Note each line that includes the word "Husqvarna". Copy those lines.

==================================================

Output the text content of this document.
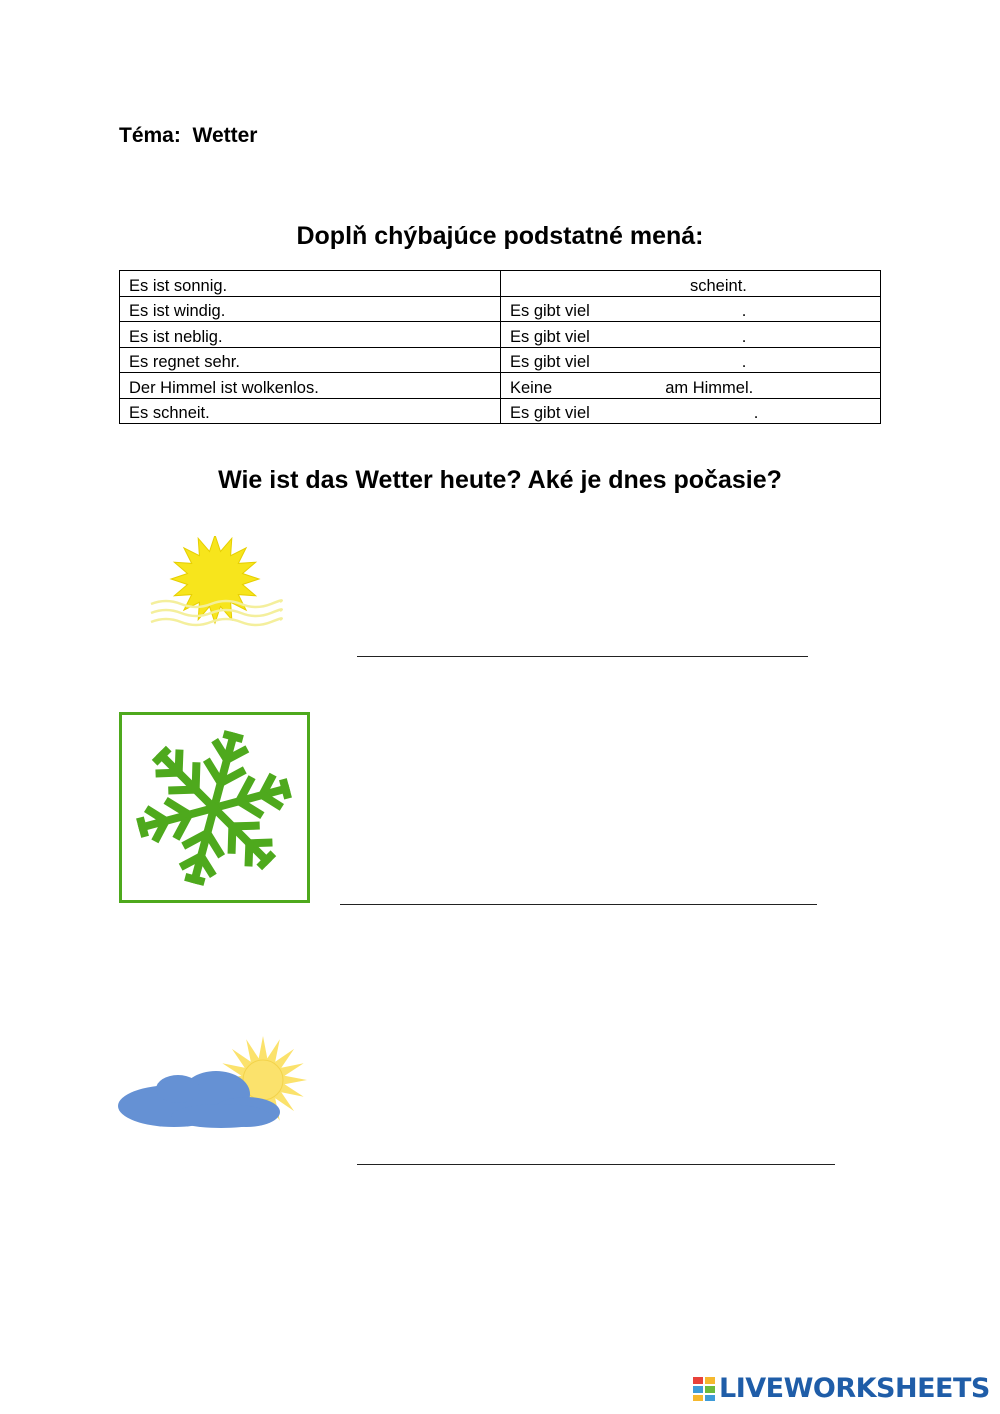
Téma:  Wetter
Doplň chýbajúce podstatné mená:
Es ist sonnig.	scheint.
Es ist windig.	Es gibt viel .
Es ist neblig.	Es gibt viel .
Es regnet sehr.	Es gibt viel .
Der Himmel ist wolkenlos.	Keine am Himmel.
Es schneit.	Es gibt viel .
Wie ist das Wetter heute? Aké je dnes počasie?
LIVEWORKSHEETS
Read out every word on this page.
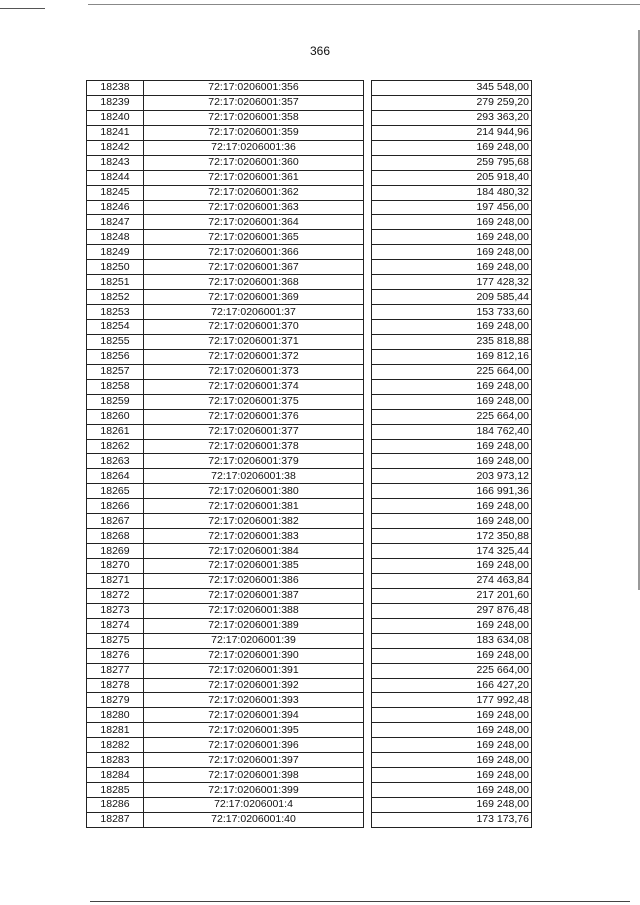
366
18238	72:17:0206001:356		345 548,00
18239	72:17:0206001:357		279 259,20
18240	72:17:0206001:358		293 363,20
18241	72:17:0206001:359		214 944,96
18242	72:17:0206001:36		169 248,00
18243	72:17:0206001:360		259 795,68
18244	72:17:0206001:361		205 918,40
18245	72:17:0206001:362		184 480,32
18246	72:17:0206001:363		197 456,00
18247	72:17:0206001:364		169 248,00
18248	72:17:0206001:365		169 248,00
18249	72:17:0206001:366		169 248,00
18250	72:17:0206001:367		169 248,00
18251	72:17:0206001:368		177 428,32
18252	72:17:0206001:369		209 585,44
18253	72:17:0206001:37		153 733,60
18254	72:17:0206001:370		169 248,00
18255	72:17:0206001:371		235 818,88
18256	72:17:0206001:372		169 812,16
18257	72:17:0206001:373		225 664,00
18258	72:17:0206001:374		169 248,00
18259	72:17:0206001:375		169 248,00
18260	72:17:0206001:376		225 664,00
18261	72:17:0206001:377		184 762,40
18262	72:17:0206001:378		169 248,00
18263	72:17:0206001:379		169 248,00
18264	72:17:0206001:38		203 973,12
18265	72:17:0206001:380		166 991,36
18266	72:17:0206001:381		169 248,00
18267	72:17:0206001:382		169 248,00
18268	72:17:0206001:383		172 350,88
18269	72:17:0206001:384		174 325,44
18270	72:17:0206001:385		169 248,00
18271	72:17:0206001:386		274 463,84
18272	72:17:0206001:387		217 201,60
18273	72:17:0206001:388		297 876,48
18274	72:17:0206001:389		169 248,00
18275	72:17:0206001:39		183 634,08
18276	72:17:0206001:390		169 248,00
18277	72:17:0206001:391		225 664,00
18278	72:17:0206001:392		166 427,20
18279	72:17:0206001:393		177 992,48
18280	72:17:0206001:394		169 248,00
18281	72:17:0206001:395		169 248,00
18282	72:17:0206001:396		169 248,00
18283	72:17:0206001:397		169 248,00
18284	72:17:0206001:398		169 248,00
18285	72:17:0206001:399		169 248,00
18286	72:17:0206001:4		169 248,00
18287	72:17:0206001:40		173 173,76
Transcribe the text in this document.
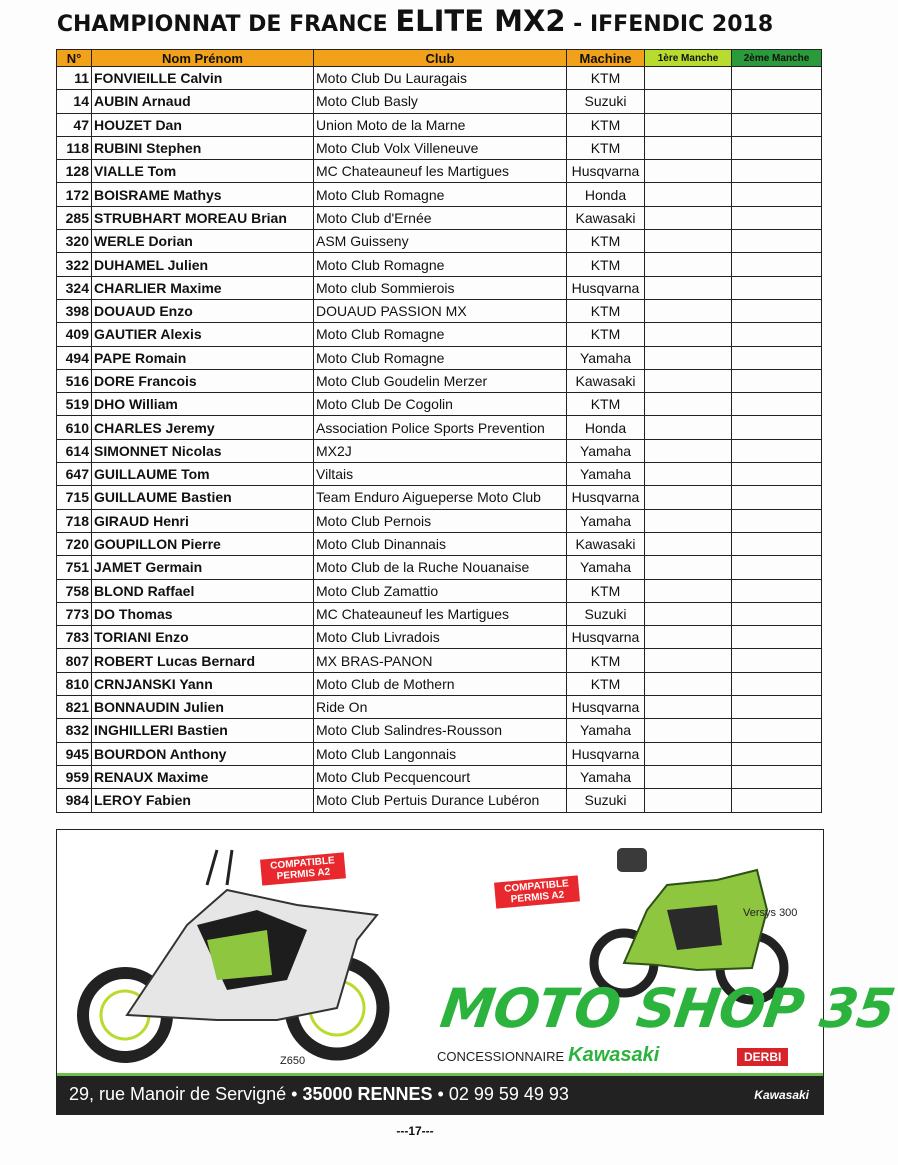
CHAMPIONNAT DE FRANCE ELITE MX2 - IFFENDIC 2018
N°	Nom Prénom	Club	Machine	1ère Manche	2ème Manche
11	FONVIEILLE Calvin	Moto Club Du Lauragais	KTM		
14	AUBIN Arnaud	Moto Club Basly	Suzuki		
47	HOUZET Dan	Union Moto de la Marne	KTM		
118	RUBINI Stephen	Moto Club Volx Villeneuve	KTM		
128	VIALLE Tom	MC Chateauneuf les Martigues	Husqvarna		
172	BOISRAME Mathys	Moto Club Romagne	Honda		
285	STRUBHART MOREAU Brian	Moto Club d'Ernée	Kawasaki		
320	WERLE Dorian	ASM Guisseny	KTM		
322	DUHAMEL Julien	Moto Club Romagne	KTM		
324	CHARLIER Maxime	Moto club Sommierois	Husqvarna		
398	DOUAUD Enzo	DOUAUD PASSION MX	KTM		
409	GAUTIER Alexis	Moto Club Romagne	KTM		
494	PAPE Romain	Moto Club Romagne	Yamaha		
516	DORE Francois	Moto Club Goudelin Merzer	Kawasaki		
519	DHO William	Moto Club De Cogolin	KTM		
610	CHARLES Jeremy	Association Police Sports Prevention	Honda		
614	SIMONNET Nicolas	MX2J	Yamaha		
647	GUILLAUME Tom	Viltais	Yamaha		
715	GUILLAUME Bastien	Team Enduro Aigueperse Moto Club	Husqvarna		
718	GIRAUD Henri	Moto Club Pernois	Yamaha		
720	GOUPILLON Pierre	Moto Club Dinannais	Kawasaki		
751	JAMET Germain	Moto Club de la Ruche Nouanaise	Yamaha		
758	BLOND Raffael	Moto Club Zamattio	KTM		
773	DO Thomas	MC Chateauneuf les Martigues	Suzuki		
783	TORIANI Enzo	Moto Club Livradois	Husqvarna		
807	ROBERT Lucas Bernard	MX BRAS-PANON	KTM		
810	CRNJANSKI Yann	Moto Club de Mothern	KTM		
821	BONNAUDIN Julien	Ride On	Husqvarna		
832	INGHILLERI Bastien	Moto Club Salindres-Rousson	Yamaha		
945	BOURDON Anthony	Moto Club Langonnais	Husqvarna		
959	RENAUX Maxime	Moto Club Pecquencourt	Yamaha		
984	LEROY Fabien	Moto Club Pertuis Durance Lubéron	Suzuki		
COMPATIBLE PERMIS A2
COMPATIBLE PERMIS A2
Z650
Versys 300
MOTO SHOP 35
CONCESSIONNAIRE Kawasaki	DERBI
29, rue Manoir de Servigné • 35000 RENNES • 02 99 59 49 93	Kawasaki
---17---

==================================================

• Solution to the problem:
128	VIALLE Tom	MC Chateauneuf les Martigues	Husqvarna		
324	CHARLIER Maxime	Moto club Sommierois	Husqvarna		
715	GUILLAUME Bastien	Team Enduro Aigueperse Moto Club	Husqvarna		
783	TORIANI Enzo	Moto Club Livradois	Husqvarna		
821	BONNAUDIN Julien	Ride On	Husqvarna		
945	BOURDON Anthony	Moto Club Langonnais	Husqvarna		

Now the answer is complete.